**Objective**. Extract every line that includes the string "content".

## begin

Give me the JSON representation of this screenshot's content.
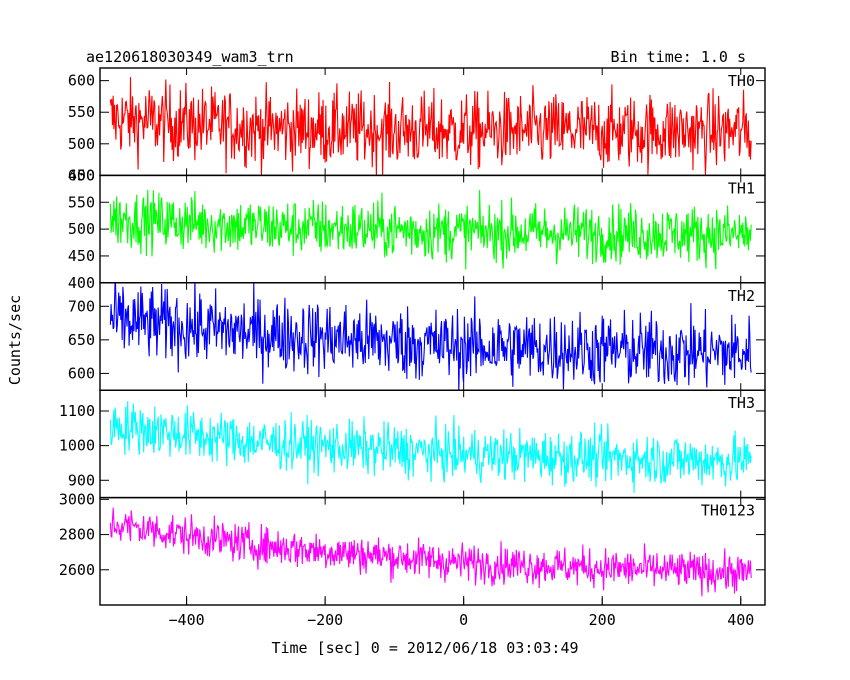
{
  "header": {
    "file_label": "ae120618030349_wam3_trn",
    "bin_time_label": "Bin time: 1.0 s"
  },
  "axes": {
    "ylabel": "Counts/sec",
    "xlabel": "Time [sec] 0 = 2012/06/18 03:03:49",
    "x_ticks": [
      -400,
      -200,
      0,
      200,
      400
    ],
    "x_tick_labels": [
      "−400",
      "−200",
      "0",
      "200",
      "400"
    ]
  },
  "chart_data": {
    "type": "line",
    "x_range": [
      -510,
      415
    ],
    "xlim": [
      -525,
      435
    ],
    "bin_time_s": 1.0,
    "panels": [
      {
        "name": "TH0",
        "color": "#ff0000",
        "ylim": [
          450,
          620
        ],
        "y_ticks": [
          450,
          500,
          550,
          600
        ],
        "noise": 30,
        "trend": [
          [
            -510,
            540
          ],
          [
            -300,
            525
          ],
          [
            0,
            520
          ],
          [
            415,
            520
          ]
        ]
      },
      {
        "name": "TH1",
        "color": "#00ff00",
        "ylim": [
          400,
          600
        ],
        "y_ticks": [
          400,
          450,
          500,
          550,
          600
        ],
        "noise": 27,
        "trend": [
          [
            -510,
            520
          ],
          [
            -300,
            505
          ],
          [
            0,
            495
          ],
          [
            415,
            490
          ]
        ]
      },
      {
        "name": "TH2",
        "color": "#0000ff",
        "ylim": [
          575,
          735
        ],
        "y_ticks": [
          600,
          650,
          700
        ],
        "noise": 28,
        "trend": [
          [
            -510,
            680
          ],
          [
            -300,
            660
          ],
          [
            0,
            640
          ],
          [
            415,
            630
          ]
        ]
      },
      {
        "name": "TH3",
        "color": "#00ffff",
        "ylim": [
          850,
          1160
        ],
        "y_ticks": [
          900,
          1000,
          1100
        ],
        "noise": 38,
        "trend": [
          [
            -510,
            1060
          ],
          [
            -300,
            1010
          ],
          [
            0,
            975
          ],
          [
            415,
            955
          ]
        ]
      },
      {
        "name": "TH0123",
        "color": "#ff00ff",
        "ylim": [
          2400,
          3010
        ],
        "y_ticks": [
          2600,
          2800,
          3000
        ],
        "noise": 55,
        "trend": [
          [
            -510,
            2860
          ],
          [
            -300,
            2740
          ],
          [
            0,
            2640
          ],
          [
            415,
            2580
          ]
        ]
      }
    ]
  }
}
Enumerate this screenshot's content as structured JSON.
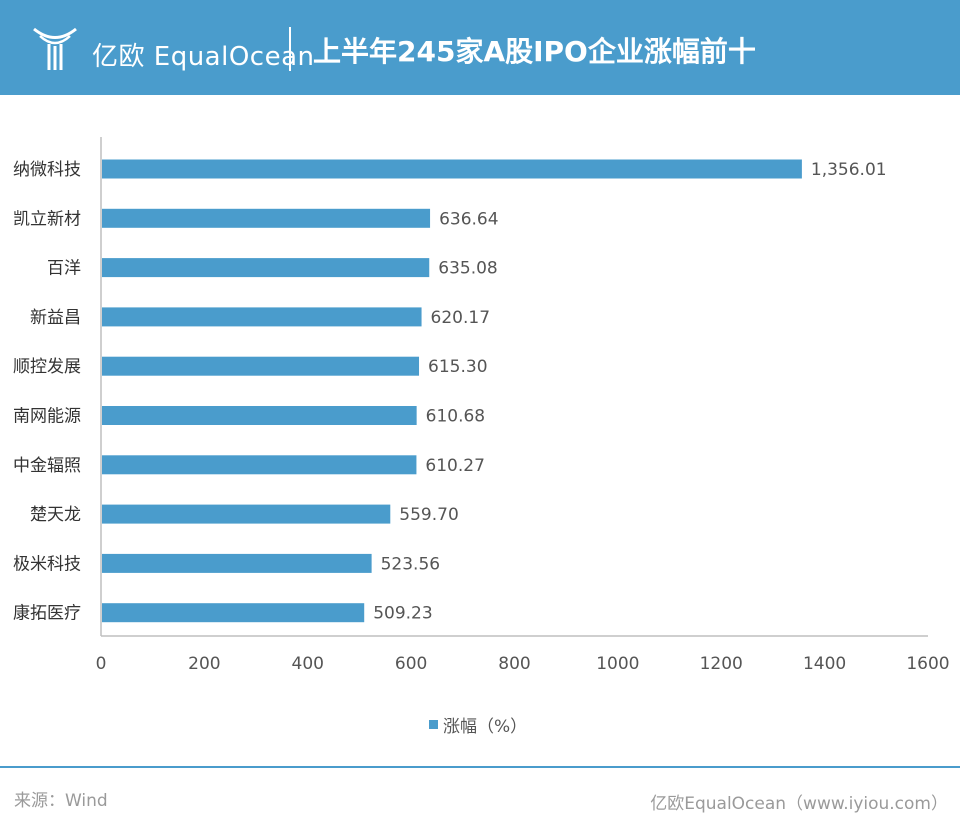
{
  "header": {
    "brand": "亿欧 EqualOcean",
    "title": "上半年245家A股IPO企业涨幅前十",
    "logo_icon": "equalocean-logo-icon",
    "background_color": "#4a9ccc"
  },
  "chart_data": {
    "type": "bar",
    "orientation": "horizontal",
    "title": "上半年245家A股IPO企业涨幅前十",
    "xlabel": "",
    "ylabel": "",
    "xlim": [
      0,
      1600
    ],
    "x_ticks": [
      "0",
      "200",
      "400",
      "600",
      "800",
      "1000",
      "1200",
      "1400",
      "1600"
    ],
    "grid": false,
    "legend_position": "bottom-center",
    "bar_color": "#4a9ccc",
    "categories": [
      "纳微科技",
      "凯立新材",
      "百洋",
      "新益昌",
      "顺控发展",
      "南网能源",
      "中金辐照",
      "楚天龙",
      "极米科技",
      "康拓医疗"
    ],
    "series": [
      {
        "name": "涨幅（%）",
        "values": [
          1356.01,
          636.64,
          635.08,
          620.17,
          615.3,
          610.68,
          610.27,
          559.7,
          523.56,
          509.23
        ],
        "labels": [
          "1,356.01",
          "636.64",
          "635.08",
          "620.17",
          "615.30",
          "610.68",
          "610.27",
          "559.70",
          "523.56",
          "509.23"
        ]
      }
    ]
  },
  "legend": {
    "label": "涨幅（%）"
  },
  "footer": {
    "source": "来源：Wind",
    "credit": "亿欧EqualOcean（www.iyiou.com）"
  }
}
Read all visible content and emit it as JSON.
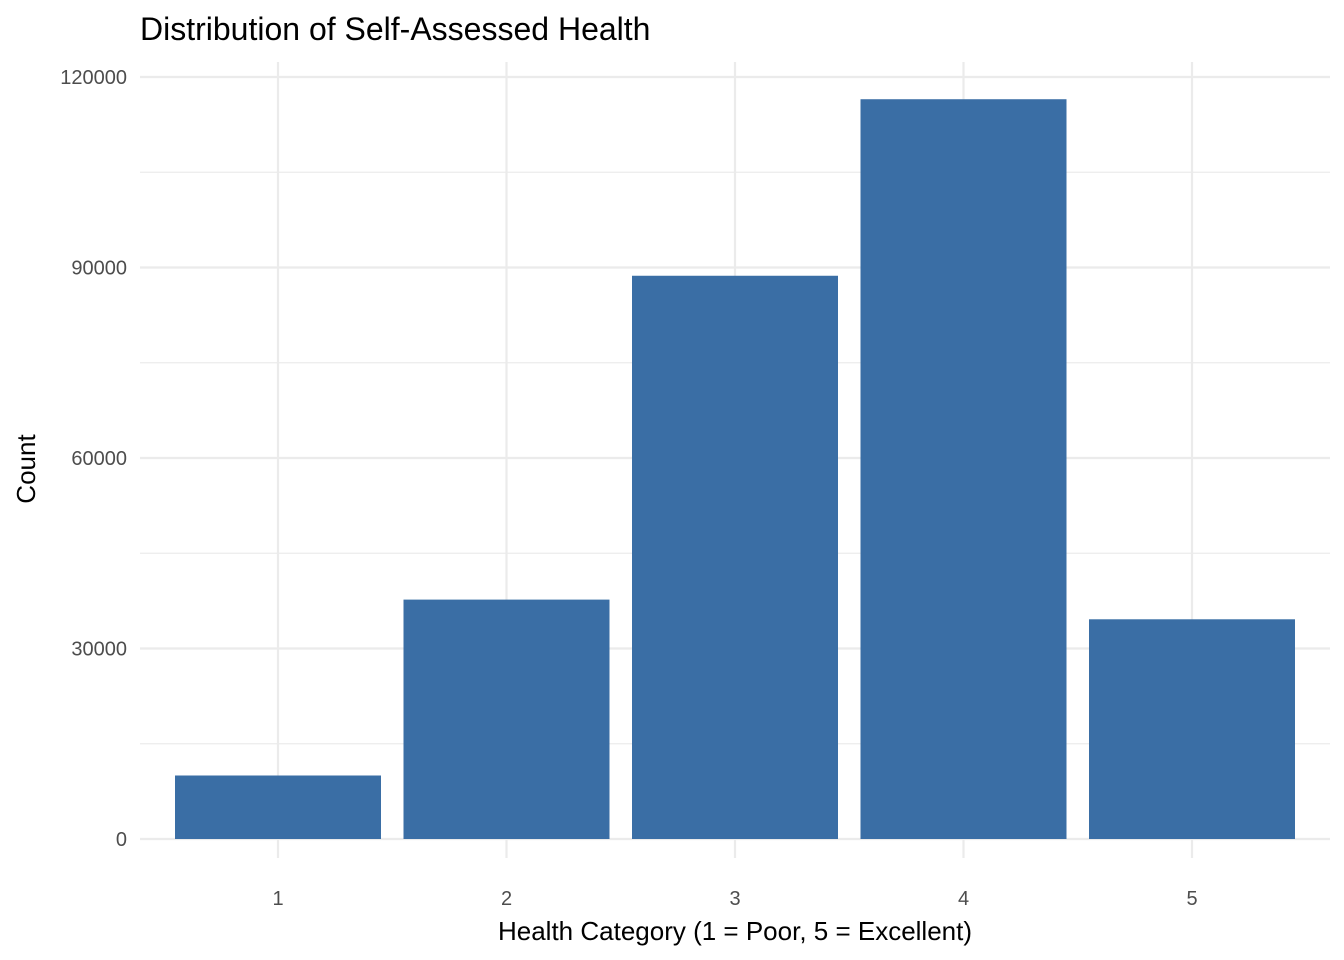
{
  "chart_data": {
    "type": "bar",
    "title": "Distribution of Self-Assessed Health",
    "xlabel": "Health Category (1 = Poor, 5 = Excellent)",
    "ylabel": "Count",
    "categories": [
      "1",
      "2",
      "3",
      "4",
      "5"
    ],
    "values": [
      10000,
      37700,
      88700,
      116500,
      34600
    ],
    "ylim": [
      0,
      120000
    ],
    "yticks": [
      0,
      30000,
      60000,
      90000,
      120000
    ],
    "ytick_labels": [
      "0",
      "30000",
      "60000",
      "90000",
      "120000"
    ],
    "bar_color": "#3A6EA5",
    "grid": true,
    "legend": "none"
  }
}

## end

**Exercise response**.
Give me the JSON representation of this screenshot's content.
Enumerate this screenshot's content as structured JSON.
Read all visible content and emit it as JSON.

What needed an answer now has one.